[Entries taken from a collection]
|---|

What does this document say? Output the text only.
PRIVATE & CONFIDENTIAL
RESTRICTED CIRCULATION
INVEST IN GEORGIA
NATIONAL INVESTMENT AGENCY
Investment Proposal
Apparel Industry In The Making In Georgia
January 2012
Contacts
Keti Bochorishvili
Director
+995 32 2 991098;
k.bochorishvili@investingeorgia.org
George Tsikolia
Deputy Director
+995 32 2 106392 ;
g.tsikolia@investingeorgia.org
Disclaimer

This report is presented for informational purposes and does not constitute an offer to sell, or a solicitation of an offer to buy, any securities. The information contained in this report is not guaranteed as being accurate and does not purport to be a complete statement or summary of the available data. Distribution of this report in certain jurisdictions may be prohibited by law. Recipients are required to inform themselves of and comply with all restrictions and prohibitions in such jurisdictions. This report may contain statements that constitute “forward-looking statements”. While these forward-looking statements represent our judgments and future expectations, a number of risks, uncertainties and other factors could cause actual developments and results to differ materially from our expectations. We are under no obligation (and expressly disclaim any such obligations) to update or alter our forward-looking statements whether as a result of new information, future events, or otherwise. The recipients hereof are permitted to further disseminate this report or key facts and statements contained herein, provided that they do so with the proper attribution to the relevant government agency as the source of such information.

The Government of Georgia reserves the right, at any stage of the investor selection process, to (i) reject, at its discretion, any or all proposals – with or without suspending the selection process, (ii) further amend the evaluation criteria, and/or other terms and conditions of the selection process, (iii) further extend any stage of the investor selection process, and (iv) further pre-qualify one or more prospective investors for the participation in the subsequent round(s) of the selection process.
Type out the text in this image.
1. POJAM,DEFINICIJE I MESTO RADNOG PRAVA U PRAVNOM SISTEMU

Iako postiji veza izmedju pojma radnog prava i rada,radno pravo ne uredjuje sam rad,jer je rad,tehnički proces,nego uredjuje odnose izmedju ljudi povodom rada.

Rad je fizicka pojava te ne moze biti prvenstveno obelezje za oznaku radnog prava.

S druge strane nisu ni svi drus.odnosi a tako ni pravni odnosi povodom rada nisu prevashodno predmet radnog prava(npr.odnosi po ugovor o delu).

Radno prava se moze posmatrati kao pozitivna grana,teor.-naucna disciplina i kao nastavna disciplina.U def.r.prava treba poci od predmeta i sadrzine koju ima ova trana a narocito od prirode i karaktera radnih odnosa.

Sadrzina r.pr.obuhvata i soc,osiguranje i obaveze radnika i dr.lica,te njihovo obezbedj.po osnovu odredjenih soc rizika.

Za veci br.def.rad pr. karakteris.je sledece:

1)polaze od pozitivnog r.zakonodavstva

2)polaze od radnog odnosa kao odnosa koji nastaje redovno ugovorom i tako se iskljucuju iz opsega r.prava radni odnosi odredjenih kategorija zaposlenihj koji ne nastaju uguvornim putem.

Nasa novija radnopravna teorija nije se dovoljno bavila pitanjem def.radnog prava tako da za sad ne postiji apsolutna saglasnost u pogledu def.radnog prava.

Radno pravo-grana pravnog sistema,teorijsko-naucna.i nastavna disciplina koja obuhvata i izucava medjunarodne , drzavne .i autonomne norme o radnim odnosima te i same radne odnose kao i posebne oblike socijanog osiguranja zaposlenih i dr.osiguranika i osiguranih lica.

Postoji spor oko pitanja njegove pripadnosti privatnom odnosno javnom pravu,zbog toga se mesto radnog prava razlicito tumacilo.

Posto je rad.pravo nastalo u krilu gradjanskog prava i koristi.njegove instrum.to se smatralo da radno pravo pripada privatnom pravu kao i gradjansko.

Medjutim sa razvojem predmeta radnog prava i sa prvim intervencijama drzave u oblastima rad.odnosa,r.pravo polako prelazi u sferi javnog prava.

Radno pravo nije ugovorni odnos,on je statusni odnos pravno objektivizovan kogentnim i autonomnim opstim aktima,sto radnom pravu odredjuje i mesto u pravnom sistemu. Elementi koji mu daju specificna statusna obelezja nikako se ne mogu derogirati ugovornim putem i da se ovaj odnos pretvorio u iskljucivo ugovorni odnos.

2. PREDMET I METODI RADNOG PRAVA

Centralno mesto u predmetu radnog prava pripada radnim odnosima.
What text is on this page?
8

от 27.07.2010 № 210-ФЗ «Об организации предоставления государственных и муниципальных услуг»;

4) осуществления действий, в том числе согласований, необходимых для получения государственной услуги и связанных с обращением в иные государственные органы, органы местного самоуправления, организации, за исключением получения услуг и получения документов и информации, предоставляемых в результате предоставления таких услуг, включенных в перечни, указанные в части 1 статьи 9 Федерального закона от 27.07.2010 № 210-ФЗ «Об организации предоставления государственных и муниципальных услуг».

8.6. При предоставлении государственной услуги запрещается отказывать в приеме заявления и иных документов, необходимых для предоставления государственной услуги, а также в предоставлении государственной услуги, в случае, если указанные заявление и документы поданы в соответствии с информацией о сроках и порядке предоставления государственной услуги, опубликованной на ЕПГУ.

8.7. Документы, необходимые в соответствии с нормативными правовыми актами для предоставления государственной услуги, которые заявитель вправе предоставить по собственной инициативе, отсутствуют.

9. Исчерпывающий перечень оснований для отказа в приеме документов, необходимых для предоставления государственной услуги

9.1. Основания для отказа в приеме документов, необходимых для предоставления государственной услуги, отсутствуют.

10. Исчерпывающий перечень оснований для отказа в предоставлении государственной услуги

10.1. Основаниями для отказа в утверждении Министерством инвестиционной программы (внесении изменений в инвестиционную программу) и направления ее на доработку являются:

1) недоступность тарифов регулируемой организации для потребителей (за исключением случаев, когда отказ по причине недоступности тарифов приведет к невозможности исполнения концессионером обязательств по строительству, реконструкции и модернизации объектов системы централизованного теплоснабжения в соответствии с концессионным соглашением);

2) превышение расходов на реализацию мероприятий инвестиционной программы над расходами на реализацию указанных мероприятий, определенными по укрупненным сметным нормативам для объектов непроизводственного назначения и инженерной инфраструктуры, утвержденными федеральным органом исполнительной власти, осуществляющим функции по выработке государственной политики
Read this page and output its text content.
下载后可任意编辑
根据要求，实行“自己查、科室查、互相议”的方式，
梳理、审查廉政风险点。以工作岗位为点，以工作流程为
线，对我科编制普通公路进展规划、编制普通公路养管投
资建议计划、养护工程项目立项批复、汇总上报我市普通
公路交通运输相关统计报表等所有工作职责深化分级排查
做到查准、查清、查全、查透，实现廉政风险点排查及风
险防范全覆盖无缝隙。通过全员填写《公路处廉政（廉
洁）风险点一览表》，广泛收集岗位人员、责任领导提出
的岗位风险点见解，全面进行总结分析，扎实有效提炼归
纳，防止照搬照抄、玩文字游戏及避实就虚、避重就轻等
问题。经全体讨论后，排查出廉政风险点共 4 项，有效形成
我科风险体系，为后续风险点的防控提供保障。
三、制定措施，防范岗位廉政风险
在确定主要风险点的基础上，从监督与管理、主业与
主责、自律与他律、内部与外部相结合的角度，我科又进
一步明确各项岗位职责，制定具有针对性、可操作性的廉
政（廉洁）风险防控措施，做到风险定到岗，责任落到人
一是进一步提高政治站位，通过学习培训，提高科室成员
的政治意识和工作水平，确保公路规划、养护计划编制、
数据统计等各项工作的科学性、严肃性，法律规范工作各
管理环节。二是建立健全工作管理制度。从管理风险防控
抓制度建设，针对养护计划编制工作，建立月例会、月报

|---|

Task instructions => Your task is to print the whole listing again exactly.

Task solution =>
What does this document say? Output the text only.
PRIVATE & CONFIDENTIAL
RESTRICTED CIRCULATION
INVEST IN GEORGIA
NATIONAL INVESTMENT AGENCY
Investment Proposal
Apparel Industry In The Making In Georgia
January 2012
Contacts
Keti Bochorishvili
Director
+995 32 2 991098;
k.bochorishvili@investingeorgia.org
George Tsikolia
Deputy Director
+995 32 2 106392 ;
g.tsikolia@investingeorgia.org
Disclaimer

This report is presented for informational purposes and does not constitute an offer to sell, or a solicitation of an offer to buy, any securities. The information contained in this report is not guaranteed as being accurate and does not purport to be a complete statement or summary of the available data. Distribution of this report in certain jurisdictions may be prohibited by law. Recipients are required to inform themselves of and comply with all restrictions and prohibitions in such jurisdictions. This report may contain statements that constitute “forward-looking statements”. While these forward-looking statements represent our judgments and future expectations, a number of risks, uncertainties and other factors could cause actual developments and results to differ materially from our expectations. We are under no obligation (and expressly disclaim any such obligations) to update or alter our forward-looking statements whether as a result of new information, future events, or otherwise. The recipients hereof are permitted to further disseminate this report or key facts and statements contained herein, provided that they do so with the proper attribution to the relevant government agency as the source of such information.

The Government of Georgia reserves the right, at any stage of the investor selection process, to (i) reject, at its discretion, any or all proposals – with or without suspending the selection process, (ii) further amend the evaluation criteria, and/or other terms and conditions of the selection process, (iii) further extend any stage of the investor selection process, and (iv) further pre-qualify one or more prospective investors for the participation in the subsequent round(s) of the selection process.
Type out the text in this image.
1. POJAM,DEFINICIJE I MESTO RADNOG PRAVA U PRAVNOM SISTEMU

Iako postiji veza izmedju pojma radnog prava i rada,radno pravo ne uredjuje sam rad,jer je rad,tehnički proces,nego uredjuje odnose izmedju ljudi povodom rada.

Rad je fizicka pojava te ne moze biti prvenstveno obelezje za oznaku radnog prava.

S druge strane nisu ni svi drus.odnosi a tako ni pravni odnosi povodom rada nisu prevashodno predmet radnog prava(npr.odnosi po ugovor o delu).

Radno prava se moze posmatrati kao pozitivna grana,teor.-naucna disciplina i kao nastavna disciplina.U def.r.prava treba poci od predmeta i sadrzine koju ima ova trana a narocito od prirode i karaktera radnih odnosa.

Sadrzina r.pr.obuhvata i soc,osiguranje i obaveze radnika i dr.lica,te njihovo obezbedj.po osnovu odredjenih soc rizika.

Za veci br.def.rad pr. karakteris.je sledece:

1)polaze od pozitivnog r.zakonodavstva

2)polaze od radnog odnosa kao odnosa koji nastaje redovno ugovorom i tako se iskljucuju iz opsega r.prava radni odnosi odredjenih kategorija zaposlenihj koji ne nastaju uguvornim putem.

Nasa novija radnopravna teorija nije se dovoljno bavila pitanjem def.radnog prava tako da za sad ne postiji apsolutna saglasnost u pogledu def.radnog prava.

Radno pravo-grana pravnog sistema,teorijsko-naucna.i nastavna disciplina koja obuhvata i izucava medjunarodne , drzavne .i autonomne norme o radnim odnosima te i same radne odnose kao i posebne oblike socijanog osiguranja zaposlenih i dr.osiguranika i osiguranih lica.

Postoji spor oko pitanja njegove pripadnosti privatnom odnosno javnom pravu,zbog toga se mesto radnog prava razlicito tumacilo.

Posto je rad.pravo nastalo u krilu gradjanskog prava i koristi.njegove instrum.to se smatralo da radno pravo pripada privatnom pravu kao i gradjansko.

Medjutim sa razvojem predmeta radnog prava i sa prvim intervencijama drzave u oblastima rad.odnosa,r.pravo polako prelazi u sferi javnog prava.

Radno pravo nije ugovorni odnos,on je statusni odnos pravno objektivizovan kogentnim i autonomnim opstim aktima,sto radnom pravu odredjuje i mesto u pravnom sistemu. Elementi koji mu daju specificna statusna obelezja nikako se ne mogu derogirati ugovornim putem i da se ovaj odnos pretvorio u iskljucivo ugovorni odnos.

2. PREDMET I METODI RADNOG PRAVA

Centralno mesto u predmetu radnog prava pripada radnim odnosima.
What text is on this page?
8

от 27.07.2010 № 210-ФЗ «Об организации предоставления государственных и муниципальных услуг»;

4) осуществления действий, в том числе согласований, необходимых для получения государственной услуги и связанных с обращением в иные государственные органы, органы местного самоуправления, организации, за исключением получения услуг и получения документов и информации, предоставляемых в результате предоставления таких услуг, включенных в перечни, указанные в части 1 статьи 9 Федерального закона от 27.07.2010 № 210-ФЗ «Об организации предоставления государственных и муниципальных услуг».

8.6. При предоставлении государственной услуги запрещается отказывать в приеме заявления и иных документов, необходимых для предоставления государственной услуги, а также в предоставлении государственной услуги, в случае, если указанные заявление и документы поданы в соответствии с информацией о сроках и порядке предоставления государственной услуги, опубликованной на ЕПГУ.

8.7. Документы, необходимые в соответствии с нормативными правовыми актами для предоставления государственной услуги, которые заявитель вправе предоставить по собственной инициативе, отсутствуют.

9. Исчерпывающий перечень оснований для отказа в приеме документов, необходимых для предоставления государственной услуги

9.1. Основания для отказа в приеме документов, необходимых для предоставления государственной услуги, отсутствуют.

10. Исчерпывающий перечень оснований для отказа в предоставлении государственной услуги

10.1. Основаниями для отказа в утверждении Министерством инвестиционной программы (внесении изменений в инвестиционную программу) и направления ее на доработку являются:

1) недоступность тарифов регулируемой организации для потребителей (за исключением случаев, когда отказ по причине недоступности тарифов приведет к невозможности исполнения концессионером обязательств по строительству, реконструкции и модернизации объектов системы централизованного теплоснабжения в соответствии с концессионным соглашением);

2) превышение расходов на реализацию мероприятий инвестиционной программы над расходами на реализацию указанных мероприятий, определенными по укрупненным сметным нормативам для объектов непроизводственного назначения и инженерной инфраструктуры, утвержденными федеральным органом исполнительной власти, осуществляющим функции по выработке государственной политики
Read this page and output its text content.
下载后可任意编辑
根据要求，实行“自己查、科室查、互相议”的方式，
梳理、审查廉政风险点。以工作岗位为点，以工作流程为
线，对我科编制普通公路进展规划、编制普通公路养管投
资建议计划、养护工程项目立项批复、汇总上报我市普通
公路交通运输相关统计报表等所有工作职责深化分级排查
做到查准、查清、查全、查透，实现廉政风险点排查及风
险防范全覆盖无缝隙。通过全员填写《公路处廉政（廉
洁）风险点一览表》，广泛收集岗位人员、责任领导提出
的岗位风险点见解，全面进行总结分析，扎实有效提炼归
纳，防止照搬照抄、玩文字游戏及避实就虚、避重就轻等
问题。经全体讨论后，排查出廉政风险点共 4 项，有效形成
我科风险体系，为后续风险点的防控提供保障。
三、制定措施，防范岗位廉政风险
在确定主要风险点的基础上，从监督与管理、主业与
主责、自律与他律、内部与外部相结合的角度，我科又进
一步明确各项岗位职责，制定具有针对性、可操作性的廉
政（廉洁）风险防控措施，做到风险定到岗，责任落到人
一是进一步提高政治站位，通过学习培训，提高科室成员
的政治意识和工作水平，确保公路规划、养护计划编制、
数据统计等各项工作的科学性、严肃性，法律规范工作各
管理环节。二是建立健全工作管理制度。从管理风险防控
抓制度建设，针对养护计划编制工作，建立月例会、月报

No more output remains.